"""
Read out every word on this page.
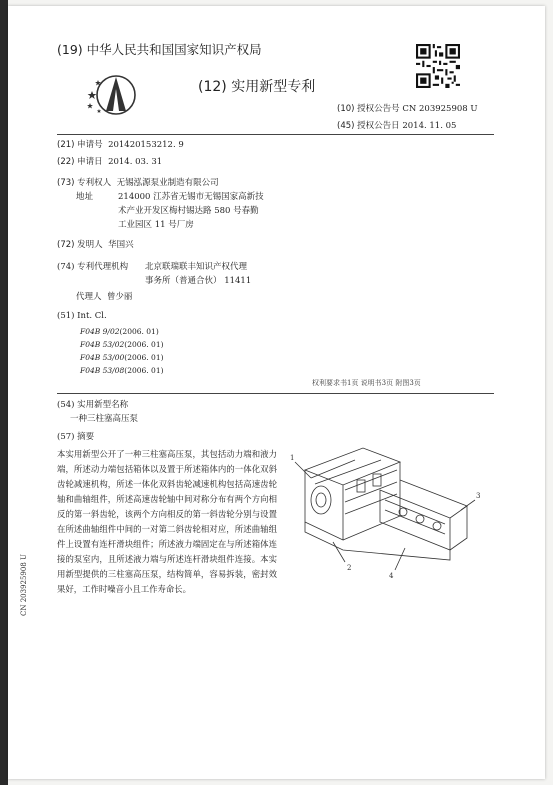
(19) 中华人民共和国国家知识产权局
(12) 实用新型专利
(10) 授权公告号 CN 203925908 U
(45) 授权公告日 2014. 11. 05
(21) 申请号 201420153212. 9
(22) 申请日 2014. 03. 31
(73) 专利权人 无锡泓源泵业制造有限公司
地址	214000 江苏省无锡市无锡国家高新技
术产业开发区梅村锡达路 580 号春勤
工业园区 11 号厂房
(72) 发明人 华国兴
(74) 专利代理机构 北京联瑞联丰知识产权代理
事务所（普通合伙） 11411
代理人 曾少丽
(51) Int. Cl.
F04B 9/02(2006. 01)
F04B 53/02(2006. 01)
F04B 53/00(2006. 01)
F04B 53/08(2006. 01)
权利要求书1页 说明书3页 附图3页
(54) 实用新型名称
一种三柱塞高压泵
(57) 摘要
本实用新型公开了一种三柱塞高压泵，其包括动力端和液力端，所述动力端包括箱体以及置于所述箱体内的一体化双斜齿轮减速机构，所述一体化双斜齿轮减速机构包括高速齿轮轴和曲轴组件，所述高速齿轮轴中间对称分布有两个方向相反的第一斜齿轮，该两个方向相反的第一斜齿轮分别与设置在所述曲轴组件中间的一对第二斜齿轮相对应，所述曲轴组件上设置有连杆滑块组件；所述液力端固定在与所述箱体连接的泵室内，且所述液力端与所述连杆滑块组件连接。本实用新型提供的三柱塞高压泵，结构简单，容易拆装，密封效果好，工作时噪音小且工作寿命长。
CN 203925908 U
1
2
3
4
"""
"""
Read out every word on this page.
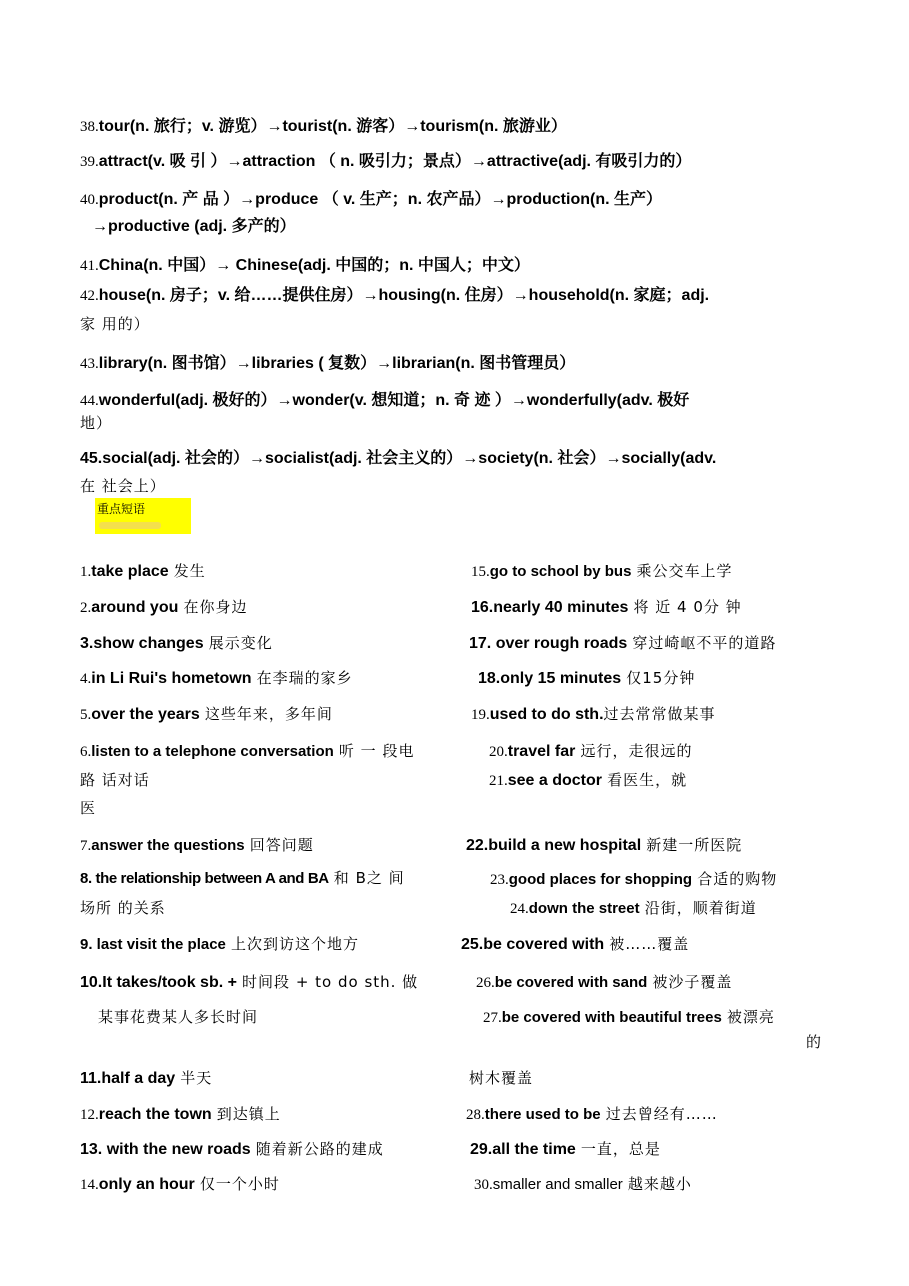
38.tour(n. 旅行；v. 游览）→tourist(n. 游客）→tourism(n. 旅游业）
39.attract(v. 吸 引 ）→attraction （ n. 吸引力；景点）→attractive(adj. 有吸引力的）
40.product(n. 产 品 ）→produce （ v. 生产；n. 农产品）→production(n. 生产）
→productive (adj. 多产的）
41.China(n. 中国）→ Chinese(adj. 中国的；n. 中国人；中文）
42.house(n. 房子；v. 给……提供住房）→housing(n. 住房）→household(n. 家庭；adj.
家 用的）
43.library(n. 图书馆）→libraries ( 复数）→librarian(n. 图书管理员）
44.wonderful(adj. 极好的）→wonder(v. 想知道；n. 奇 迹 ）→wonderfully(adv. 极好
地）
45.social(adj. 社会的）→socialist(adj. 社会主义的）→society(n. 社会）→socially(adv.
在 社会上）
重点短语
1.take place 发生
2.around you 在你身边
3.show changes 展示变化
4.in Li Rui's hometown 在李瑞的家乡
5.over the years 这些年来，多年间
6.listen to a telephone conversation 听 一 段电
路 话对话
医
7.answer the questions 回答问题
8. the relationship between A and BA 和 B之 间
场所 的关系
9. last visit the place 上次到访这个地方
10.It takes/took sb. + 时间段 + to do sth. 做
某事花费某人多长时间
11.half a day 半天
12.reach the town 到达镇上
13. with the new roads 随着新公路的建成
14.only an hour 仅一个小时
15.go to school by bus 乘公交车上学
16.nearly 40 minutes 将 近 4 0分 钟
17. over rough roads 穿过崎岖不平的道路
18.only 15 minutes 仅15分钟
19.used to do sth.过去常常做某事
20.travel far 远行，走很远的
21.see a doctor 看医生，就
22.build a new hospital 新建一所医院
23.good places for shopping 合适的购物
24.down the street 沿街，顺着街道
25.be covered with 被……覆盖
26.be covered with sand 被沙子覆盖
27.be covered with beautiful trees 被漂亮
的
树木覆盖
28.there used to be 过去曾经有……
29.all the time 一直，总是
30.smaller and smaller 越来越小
"""
"""
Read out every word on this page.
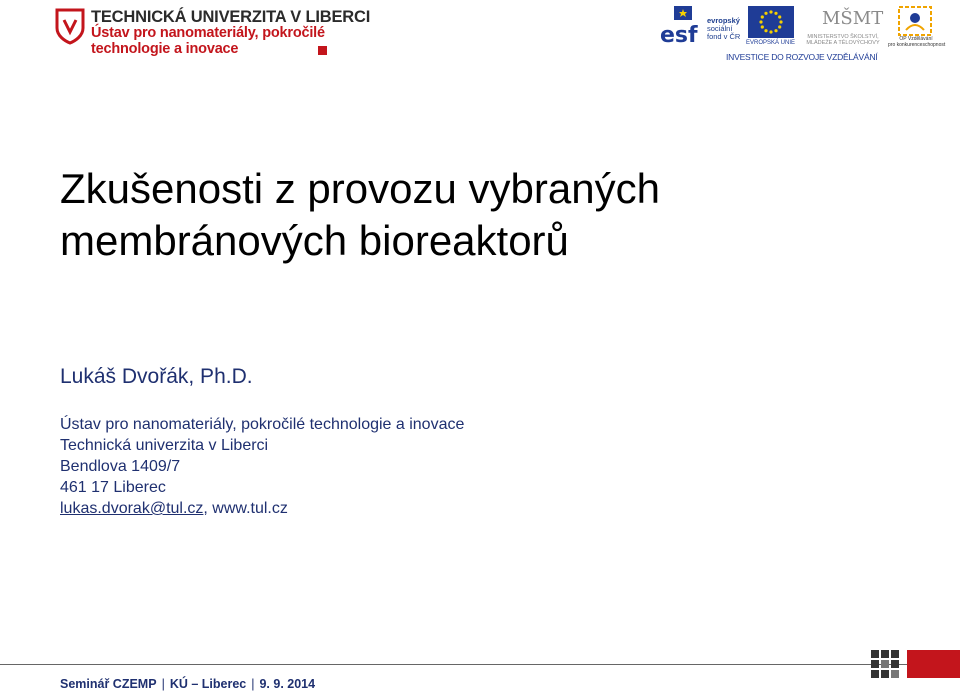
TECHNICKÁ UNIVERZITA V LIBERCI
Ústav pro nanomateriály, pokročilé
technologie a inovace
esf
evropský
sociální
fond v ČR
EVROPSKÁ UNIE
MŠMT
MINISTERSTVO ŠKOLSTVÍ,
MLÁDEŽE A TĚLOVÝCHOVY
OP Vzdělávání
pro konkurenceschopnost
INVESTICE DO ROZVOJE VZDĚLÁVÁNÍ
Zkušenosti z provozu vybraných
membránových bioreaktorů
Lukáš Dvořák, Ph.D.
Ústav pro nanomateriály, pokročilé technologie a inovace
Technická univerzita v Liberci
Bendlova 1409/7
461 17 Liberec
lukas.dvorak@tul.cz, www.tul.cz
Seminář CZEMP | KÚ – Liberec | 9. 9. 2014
"""
### What is needed
Scan the material above. Copy each line where "Liberec" occurs.

### Expected answer
461 17 Liberec
Seminář CZEMP | KÚ – Liberec | 9. 9. 2014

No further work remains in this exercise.